▶

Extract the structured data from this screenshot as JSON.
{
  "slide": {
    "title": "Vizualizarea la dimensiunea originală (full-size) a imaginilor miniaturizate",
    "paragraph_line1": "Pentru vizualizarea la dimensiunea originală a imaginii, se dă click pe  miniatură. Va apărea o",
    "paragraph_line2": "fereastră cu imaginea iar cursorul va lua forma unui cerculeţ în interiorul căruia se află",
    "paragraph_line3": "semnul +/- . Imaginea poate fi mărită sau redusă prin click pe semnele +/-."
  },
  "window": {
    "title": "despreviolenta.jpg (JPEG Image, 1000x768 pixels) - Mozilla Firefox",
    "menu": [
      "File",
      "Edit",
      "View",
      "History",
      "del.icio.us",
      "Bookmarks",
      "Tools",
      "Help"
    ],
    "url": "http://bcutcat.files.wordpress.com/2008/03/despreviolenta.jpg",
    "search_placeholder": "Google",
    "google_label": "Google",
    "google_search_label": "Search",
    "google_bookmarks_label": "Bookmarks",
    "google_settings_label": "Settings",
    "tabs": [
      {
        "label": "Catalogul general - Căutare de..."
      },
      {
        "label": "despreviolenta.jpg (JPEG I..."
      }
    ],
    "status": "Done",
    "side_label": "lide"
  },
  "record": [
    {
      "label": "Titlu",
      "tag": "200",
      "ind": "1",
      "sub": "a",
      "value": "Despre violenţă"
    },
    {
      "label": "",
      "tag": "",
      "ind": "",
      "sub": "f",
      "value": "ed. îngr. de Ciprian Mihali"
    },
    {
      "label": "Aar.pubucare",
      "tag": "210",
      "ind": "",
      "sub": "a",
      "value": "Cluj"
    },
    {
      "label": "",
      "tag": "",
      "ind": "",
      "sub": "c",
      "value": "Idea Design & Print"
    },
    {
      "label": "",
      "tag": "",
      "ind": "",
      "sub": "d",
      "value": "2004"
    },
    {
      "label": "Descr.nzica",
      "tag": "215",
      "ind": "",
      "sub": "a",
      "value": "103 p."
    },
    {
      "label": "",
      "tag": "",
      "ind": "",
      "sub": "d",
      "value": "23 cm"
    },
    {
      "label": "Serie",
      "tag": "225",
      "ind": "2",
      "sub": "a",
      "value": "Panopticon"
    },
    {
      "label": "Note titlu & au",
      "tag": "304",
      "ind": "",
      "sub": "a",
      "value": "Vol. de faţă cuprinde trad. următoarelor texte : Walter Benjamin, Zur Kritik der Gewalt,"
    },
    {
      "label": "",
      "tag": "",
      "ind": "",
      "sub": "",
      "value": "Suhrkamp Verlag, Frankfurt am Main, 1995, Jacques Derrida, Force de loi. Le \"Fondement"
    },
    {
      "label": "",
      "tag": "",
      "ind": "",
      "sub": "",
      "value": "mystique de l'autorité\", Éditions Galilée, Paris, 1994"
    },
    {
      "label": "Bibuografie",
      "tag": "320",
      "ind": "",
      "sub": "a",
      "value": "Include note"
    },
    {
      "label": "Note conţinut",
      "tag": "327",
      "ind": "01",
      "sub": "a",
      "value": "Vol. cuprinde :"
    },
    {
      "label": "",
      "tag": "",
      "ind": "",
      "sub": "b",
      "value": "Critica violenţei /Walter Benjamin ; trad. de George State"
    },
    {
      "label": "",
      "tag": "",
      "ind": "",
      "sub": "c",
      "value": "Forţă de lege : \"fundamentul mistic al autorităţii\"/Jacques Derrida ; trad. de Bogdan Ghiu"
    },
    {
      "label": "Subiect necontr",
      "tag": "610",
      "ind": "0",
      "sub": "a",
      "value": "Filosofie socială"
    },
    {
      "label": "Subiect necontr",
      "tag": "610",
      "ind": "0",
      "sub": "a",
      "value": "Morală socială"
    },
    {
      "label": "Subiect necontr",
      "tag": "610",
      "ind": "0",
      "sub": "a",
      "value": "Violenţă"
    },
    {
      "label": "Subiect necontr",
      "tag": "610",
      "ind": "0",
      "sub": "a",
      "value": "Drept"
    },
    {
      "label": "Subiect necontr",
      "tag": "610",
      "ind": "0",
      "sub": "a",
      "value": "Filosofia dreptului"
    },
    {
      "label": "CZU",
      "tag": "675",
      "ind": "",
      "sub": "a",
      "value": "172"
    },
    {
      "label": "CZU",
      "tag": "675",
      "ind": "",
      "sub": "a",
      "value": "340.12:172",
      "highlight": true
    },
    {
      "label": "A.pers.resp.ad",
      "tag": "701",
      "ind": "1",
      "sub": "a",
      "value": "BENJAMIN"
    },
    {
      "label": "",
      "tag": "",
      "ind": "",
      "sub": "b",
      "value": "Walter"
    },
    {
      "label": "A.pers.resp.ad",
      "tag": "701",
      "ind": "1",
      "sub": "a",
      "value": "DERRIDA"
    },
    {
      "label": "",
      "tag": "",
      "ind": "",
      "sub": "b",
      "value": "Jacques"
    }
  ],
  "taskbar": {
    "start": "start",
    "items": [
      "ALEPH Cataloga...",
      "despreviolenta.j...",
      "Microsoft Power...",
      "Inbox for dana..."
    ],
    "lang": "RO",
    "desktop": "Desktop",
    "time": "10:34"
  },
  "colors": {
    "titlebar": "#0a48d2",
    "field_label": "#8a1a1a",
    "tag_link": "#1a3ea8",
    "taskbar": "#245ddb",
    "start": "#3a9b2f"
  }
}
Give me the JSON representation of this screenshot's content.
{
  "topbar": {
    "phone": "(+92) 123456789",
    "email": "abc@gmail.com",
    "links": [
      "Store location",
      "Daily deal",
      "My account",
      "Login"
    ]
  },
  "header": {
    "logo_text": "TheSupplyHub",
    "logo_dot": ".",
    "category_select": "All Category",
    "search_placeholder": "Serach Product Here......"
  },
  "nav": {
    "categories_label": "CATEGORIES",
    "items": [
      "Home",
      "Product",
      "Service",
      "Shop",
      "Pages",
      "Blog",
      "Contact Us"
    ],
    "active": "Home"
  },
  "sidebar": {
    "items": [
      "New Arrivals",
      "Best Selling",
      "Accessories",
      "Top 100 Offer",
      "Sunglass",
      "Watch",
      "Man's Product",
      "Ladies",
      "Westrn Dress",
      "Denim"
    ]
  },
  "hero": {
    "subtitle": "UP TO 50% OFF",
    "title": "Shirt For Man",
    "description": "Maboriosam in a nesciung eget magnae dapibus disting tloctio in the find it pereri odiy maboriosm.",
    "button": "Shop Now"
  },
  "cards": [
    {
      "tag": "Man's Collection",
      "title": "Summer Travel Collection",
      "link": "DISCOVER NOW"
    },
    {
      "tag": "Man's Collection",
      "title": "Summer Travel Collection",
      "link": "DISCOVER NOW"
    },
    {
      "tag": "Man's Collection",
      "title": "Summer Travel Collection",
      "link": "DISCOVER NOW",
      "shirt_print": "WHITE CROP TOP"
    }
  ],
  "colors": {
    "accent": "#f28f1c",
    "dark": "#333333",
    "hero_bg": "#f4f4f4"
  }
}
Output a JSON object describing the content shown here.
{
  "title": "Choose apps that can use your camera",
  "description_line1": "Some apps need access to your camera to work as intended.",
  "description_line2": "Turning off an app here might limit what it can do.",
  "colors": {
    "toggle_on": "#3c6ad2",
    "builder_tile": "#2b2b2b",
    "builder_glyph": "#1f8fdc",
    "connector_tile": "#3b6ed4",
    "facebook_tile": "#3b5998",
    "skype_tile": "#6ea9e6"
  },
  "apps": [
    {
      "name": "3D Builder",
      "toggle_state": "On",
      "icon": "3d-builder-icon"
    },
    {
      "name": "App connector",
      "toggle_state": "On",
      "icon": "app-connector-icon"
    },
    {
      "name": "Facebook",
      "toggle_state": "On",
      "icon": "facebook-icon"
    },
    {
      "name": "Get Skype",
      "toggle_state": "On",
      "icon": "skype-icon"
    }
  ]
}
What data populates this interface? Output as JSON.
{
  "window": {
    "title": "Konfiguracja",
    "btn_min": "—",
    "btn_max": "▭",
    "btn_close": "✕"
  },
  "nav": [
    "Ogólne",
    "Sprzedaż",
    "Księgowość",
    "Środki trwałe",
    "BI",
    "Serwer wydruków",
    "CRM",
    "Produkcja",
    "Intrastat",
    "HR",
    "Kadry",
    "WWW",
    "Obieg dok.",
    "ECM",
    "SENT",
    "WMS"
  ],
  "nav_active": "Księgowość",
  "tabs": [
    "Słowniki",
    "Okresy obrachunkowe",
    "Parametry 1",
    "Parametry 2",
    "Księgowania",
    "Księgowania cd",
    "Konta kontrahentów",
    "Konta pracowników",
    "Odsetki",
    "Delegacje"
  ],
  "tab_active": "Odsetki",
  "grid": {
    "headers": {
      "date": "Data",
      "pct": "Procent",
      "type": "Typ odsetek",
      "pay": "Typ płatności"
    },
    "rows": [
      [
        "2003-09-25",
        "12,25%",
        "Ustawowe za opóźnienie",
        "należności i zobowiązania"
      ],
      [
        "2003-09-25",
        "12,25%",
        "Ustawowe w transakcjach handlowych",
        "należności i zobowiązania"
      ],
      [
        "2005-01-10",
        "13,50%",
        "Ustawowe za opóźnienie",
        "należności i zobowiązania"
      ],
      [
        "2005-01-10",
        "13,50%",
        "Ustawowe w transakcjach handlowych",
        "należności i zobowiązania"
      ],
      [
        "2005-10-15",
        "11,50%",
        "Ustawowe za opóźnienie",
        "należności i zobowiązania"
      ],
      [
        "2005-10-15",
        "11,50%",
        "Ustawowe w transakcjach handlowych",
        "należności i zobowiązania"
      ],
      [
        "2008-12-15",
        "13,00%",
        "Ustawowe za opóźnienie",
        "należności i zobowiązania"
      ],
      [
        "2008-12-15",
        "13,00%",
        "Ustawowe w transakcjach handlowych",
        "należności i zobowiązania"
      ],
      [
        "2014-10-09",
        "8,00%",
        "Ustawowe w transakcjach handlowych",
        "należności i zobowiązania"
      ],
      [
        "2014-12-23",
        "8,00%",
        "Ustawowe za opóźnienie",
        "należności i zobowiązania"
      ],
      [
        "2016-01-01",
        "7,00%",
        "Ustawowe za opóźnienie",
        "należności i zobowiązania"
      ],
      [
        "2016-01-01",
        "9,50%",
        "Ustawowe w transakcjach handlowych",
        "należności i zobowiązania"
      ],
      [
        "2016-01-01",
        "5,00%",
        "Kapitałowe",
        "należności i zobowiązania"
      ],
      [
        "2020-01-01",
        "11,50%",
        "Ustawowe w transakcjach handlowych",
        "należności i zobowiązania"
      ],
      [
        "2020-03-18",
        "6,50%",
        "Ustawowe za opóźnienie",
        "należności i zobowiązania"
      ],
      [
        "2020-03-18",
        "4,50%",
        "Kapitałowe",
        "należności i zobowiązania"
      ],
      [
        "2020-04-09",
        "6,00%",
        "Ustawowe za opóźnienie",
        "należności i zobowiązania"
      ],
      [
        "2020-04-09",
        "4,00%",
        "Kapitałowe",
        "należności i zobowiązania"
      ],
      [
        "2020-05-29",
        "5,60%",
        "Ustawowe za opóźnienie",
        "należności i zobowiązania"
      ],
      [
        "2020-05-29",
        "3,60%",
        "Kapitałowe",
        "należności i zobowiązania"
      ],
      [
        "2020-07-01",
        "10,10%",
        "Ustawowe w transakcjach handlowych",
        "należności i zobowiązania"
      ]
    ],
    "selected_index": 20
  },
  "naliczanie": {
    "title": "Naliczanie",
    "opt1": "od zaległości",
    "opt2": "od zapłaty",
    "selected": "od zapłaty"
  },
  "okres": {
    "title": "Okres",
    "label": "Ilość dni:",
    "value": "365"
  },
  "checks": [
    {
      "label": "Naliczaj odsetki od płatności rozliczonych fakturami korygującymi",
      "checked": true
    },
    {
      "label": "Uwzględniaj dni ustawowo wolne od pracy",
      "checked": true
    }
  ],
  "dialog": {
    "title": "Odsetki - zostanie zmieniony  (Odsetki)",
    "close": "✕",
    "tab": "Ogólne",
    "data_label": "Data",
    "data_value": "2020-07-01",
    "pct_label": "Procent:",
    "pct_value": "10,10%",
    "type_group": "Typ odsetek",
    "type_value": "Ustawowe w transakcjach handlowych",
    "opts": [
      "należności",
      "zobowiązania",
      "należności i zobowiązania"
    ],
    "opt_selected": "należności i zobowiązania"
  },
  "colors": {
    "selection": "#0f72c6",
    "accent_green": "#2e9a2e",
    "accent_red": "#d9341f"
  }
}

◀

Extract every line that has the string "apps" in it.

● Result for this task
  "title": "Choose apps that can use your camera",
  "description_line1": "Some apps need access to your camera to work as intended.",
  "apps": [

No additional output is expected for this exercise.